TASK GOAL
Write the next part of the live coverage of Australian parliamentary reactions ahead of the G20, continuing on from its last sentence.

TEXT PROVIDED
>> Start
All Australians know that Tony Abbott overreached when he had a brain snap and said he would shirt front Vladimir Putin. We heard the Prime Minister of England make a joke of the use of the word shirt front in his excellent address to theParliament. What really matters here is getting answers for the families of the victims of MH-17.
He says Russia should behave like a “good international citizen” and provide information to the Dutch investigation.
Bill Shorten:
If Australia wants to walk on the international stage, we can’t pick and choose when we want to be international and when we want to be isolationist. We can’t just talk about free trade without talking about tackling youth unemployment. We can’t talk about security alone in northern Iraq and then ignore the challenge of Ebola in West Africa. We most certainly need to address climate change as the presidents of China and the United States have done so in such a dramatic fashion this week. Make no mistake, when Tony Abbott says he only wants to concentrate on economic issues what we see is a stubborn isolationist who won’t admit climate change is an economic issue.
Bill Shorten is giving a press conference now. Shorten says Australia needs to be a nation of vision and confidence. He says the G20 is a test of leadership for Tony Abbott. He called on the prime minister to push:
- climate change
- inclusive growth
- pushing global trade
- and tackling youth unemployment.
Updated
Downer in the House.
Cameron is ushered into parliament.
“Strewth”, said Cameron.
Trying a little Australian slang.
One more quote from Bill Shorten:
Today, the War Memorial salutes the memory of Australians who have served our nation in every conflict and peacekeeping operation. So often they have served, fought, fallen, side by side with British soldiers.
From the open veldt of South Africa, to the skies over Europe, most recently in the mountains of Afghanistan and the skies over Mesopotamia, our countries have forged an unbreakable bond of courage and sacrifice – of mutual respect and regard.
>> End
DATASET CONTENT
>> Start
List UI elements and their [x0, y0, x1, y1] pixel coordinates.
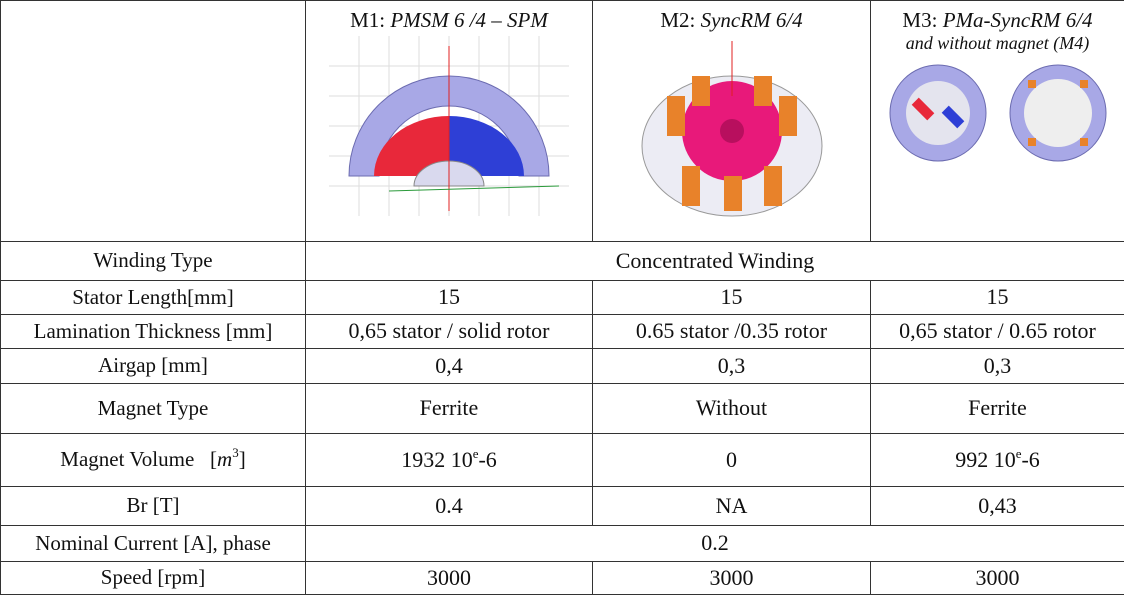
>> End
RESULT OF THIS TASK
Their spirit, their bravery, their shared sense of duty and honour unites our countries in history forever.
Bill Shorten:
Britain has joined Europe and Australia has found our place in Asia. We sing our own anthems, we celebrate our own cultures.We enjoy a genuine exchange in education, art, music, cinema, literature and fashion.
And whether it is the Ashes, rugby, netball, the Olympics, the Paralympics or the Commonwealth games, we relish an international sporting rivalry as old as any on earth.
Our sledging can sometimes surprise the uninitiated – but it reflects the depth of our friendship – we can dish it out because we know we will get it back. We are both good losers – and fantastic winners.
Bill Shorten echoed a line of Tony Abbott’s with a twist:
The deep and abiding friendship between our nations has evolved and matured. Australia no longer looks to Britain out of need, or dependence – we no longer seek to imitate, or echo. Instead we greet each other as equals and peers - as partners in the world.
Let me back track to Bill Shorten now with some funny historical anecdotes.
Prime Minister, the first of your predecessors to visit our country did so before Federation - and before he was even a Member of Parliament.
Lord Salisbury, the Conservative icon and one of the great architects of the Empire, visited the colonies as a young man in the 1850s.
Two observations from his lordships journal stand out:
One, his lordship reported there was “less crime than expected”.
Two, his lordship reported that the “customary form of address was: mate’’.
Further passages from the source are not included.